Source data
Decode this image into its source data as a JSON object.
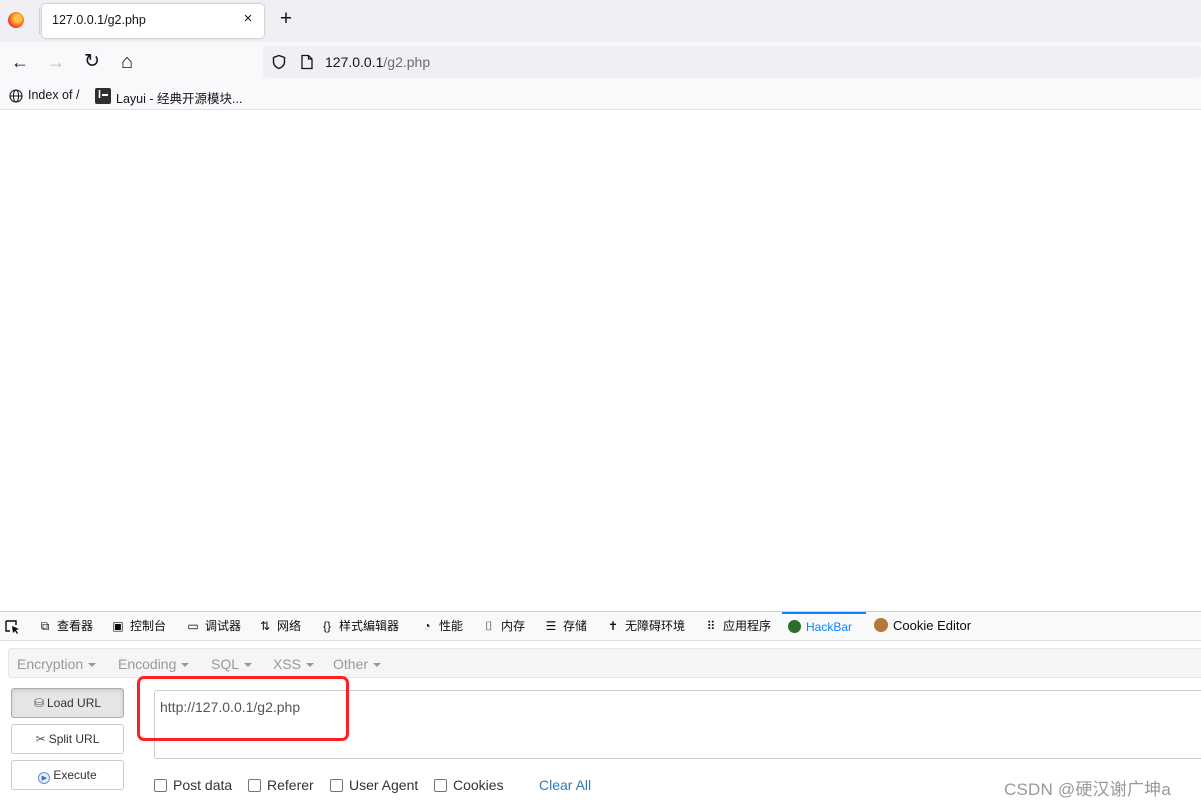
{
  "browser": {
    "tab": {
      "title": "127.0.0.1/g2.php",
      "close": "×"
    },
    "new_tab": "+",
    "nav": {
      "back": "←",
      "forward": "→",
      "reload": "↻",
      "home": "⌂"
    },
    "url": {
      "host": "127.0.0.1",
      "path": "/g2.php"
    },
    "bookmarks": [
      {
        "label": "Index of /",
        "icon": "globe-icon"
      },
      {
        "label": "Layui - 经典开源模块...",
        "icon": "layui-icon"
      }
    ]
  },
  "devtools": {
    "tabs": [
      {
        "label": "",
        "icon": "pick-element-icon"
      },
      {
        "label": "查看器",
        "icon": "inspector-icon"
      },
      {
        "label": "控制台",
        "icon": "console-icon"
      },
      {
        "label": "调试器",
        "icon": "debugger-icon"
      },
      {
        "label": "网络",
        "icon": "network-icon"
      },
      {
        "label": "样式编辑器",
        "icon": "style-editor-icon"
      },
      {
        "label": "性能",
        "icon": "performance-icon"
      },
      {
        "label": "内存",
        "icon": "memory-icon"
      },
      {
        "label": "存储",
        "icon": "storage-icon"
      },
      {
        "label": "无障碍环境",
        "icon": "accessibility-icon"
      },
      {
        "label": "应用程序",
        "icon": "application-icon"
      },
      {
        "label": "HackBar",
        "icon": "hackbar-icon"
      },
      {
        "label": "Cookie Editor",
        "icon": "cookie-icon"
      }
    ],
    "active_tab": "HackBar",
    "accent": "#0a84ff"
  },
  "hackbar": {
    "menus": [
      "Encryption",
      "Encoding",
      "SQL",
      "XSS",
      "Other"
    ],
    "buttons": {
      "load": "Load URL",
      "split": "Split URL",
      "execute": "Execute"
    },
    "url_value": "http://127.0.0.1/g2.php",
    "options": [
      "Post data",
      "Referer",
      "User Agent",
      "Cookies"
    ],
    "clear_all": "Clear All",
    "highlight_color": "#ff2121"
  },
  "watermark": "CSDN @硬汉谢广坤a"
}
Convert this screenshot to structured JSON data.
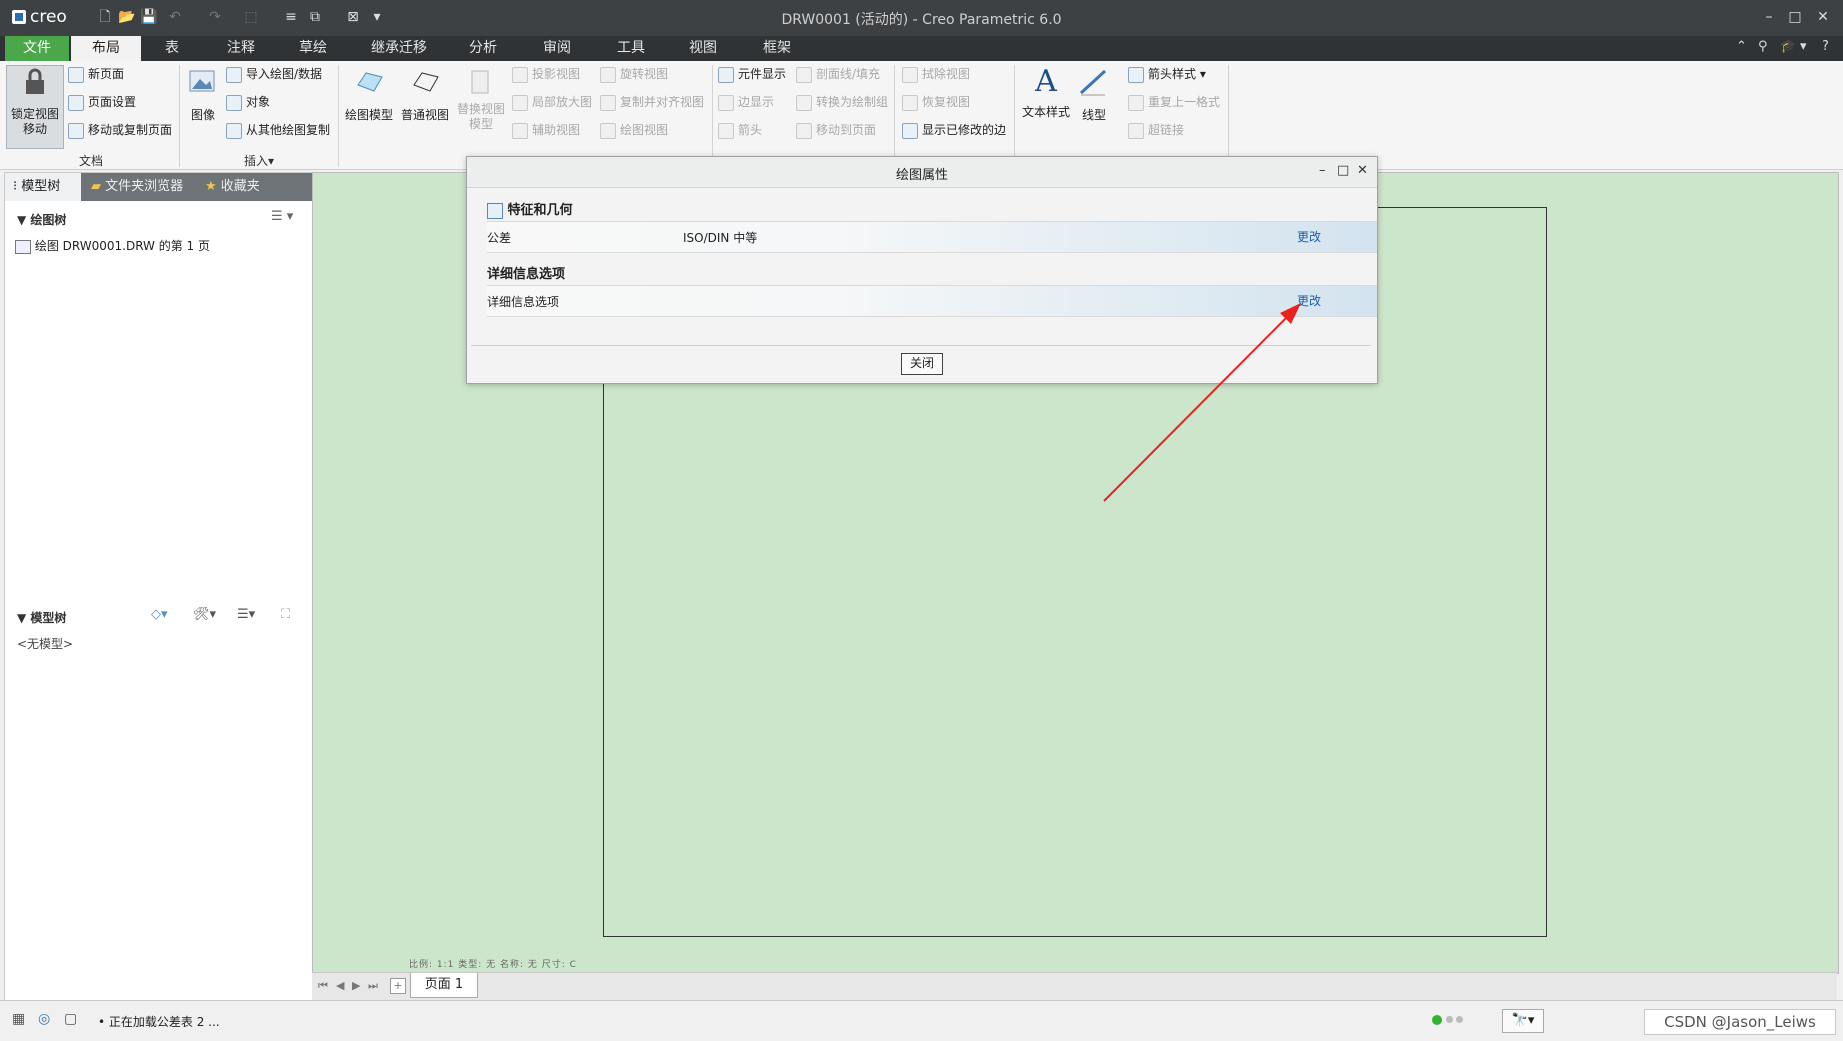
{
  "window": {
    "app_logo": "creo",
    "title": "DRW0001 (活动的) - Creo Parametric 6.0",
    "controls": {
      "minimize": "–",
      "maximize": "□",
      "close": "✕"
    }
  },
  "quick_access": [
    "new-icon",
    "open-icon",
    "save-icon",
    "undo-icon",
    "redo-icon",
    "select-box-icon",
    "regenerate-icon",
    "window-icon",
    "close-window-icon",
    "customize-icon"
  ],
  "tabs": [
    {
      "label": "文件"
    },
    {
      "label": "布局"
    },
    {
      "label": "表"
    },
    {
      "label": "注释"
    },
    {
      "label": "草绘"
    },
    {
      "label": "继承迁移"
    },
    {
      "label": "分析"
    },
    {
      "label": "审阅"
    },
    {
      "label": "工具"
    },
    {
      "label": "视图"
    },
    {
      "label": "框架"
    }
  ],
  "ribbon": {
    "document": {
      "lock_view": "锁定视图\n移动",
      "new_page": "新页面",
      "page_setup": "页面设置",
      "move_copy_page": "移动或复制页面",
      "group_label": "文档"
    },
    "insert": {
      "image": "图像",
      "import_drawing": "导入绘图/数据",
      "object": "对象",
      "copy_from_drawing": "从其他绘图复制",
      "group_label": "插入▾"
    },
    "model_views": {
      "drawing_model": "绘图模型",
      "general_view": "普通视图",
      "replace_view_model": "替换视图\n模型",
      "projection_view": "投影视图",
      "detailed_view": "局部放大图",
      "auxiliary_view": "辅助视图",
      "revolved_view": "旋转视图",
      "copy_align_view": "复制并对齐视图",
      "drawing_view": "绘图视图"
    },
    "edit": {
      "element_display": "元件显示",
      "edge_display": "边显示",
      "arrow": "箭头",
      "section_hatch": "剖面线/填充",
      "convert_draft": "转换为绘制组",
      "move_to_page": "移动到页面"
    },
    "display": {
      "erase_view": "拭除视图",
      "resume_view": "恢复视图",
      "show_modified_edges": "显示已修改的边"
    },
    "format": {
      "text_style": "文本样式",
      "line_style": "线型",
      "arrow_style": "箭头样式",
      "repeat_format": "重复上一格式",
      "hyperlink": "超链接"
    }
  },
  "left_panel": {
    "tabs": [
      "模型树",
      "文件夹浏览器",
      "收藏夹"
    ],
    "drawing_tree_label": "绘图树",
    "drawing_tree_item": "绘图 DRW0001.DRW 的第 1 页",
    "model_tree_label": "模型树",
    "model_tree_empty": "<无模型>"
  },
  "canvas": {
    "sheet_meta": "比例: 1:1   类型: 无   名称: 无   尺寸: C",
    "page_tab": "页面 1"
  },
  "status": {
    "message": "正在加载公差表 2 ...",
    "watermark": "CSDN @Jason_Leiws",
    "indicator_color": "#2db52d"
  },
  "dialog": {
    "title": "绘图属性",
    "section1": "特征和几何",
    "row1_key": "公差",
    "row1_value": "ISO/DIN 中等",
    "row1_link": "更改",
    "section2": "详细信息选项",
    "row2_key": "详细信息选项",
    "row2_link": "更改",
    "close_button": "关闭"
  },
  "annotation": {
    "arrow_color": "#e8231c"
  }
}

[Stated exercise] Restate the data above exactly, stripping out each image.

[Solution below]
Decode this image into its source data as a JSON object.
{
  "browser": {
    "tab": {
      "title": "127.0.0.1/g2.php",
      "close": "×"
    },
    "new_tab": "+",
    "nav": {
      "back": "←",
      "forward": "→",
      "reload": "↻",
      "home": "⌂"
    },
    "url": {
      "host": "127.0.0.1",
      "path": "/g2.php"
    },
    "bookmarks": [
      {
        "label": "Index of /",
        "icon": "globe-icon"
      },
      {
        "label": "Layui - 经典开源模块...",
        "icon": "layui-icon"
      }
    ]
  },
  "devtools": {
    "tabs": [
      {
        "label": "",
        "icon": "pick-element-icon"
      },
      {
        "label": "查看器",
        "icon": "inspector-icon"
      },
      {
        "label": "控制台",
        "icon": "console-icon"
      },
      {
        "label": "调试器",
        "icon": "debugger-icon"
      },
      {
        "label": "网络",
        "icon": "network-icon"
      },
      {
        "label": "样式编辑器",
        "icon": "style-editor-icon"
      },
      {
        "label": "性能",
        "icon": "performance-icon"
      },
      {
        "label": "内存",
        "icon": "memory-icon"
      },
      {
        "label": "存储",
        "icon": "storage-icon"
      },
      {
        "label": "无障碍环境",
        "icon": "accessibility-icon"
      },
      {
        "label": "应用程序",
        "icon": "application-icon"
      },
      {
        "label": "HackBar",
        "icon": "hackbar-icon"
      },
      {
        "label": "Cookie Editor",
        "icon": "cookie-icon"
      }
    ],
    "active_tab": "HackBar",
    "accent": "#0a84ff"
  },
  "hackbar": {
    "menus": [
      "Encryption",
      "Encoding",
      "SQL",
      "XSS",
      "Other"
    ],
    "buttons": {
      "load": "Load URL",
      "split": "Split URL",
      "execute": "Execute"
    },
    "url_value": "http://127.0.0.1/g2.php",
    "options": [
      "Post data",
      "Referer",
      "User Agent",
      "Cookies"
    ],
    "clear_all": "Clear All",
    "highlight_color": "#ff2121"
  },
  "watermark": "CSDN @硬汉谢广坤a"
}
Convert this screenshot to structured JSON data.
{
  "window": {
    "app_logo": "creo",
    "title": "DRW0001 (活动的) - Creo Parametric 6.0",
    "controls": {
      "minimize": "–",
      "maximize": "□",
      "close": "✕"
    }
  },
  "quick_access": [
    "new-icon",
    "open-icon",
    "save-icon",
    "undo-icon",
    "redo-icon",
    "select-box-icon",
    "regenerate-icon",
    "window-icon",
    "close-window-icon",
    "customize-icon"
  ],
  "tabs": [
    {
      "label": "文件"
    },
    {
      "label": "布局"
    },
    {
      "label": "表"
    },
    {
      "label": "注释"
    },
    {
      "label": "草绘"
    },
    {
      "label": "继承迁移"
    },
    {
      "label": "分析"
    },
    {
      "label": "审阅"
    },
    {
      "label": "工具"
    },
    {
      "label": "视图"
    },
    {
      "label": "框架"
    }
  ],
  "ribbon": {
    "document": {
      "lock_view": "锁定视图\n移动",
      "new_page": "新页面",
      "page_setup": "页面设置",
      "move_copy_page": "移动或复制页面",
      "group_label": "文档"
    },
    "insert": {
      "image": "图像",
      "import_drawing": "导入绘图/数据",
      "object": "对象",
      "copy_from_drawing": "从其他绘图复制",
      "group_label": "插入▾"
    },
    "model_views": {
      "drawing_model": "绘图模型",
      "general_view": "普通视图",
      "replace_view_model": "替换视图\n模型",
      "projection_view": "投影视图",
      "detailed_view": "局部放大图",
      "auxiliary_view": "辅助视图",
      "revolved_view": "旋转视图",
      "copy_align_view": "复制并对齐视图",
      "drawing_view": "绘图视图"
    },
    "edit": {
      "element_display": "元件显示",
      "edge_display": "边显示",
      "arrow": "箭头",
      "section_hatch": "剖面线/填充",
      "convert_draft": "转换为绘制组",
      "move_to_page": "移动到页面"
    },
    "display": {
      "erase_view": "拭除视图",
      "resume_view": "恢复视图",
      "show_modified_edges": "显示已修改的边"
    },
    "format": {
      "text_style": "文本样式",
      "line_style": "线型",
      "arrow_style": "箭头样式",
      "repeat_format": "重复上一格式",
      "hyperlink": "超链接"
    }
  },
  "left_panel": {
    "tabs": [
      "模型树",
      "文件夹浏览器",
      "收藏夹"
    ],
    "drawing_tree_label": "绘图树",
    "drawing_tree_item": "绘图 DRW0001.DRW 的第 1 页",
    "model_tree_label": "模型树",
    "model_tree_empty": "<无模型>"
  },
  "canvas": {
    "sheet_meta": "比例: 1:1   类型: 无   名称: 无   尺寸: C",
    "page_tab": "页面 1"
  },
  "status": {
    "message": "正在加载公差表 2 ...",
    "watermark": "CSDN @Jason_Leiws",
    "indicator_color": "#2db52d"
  },
  "dialog": {
    "title": "绘图属性",
    "section1": "特征和几何",
    "row1_key": "公差",
    "row1_value": "ISO/DIN 中等",
    "row1_link": "更改",
    "section2": "详细信息选项",
    "row2_key": "详细信息选项",
    "row2_link": "更改",
    "close_button": "关闭"
  },
  "annotation": {
    "arrow_color": "#e8231c"
  }
}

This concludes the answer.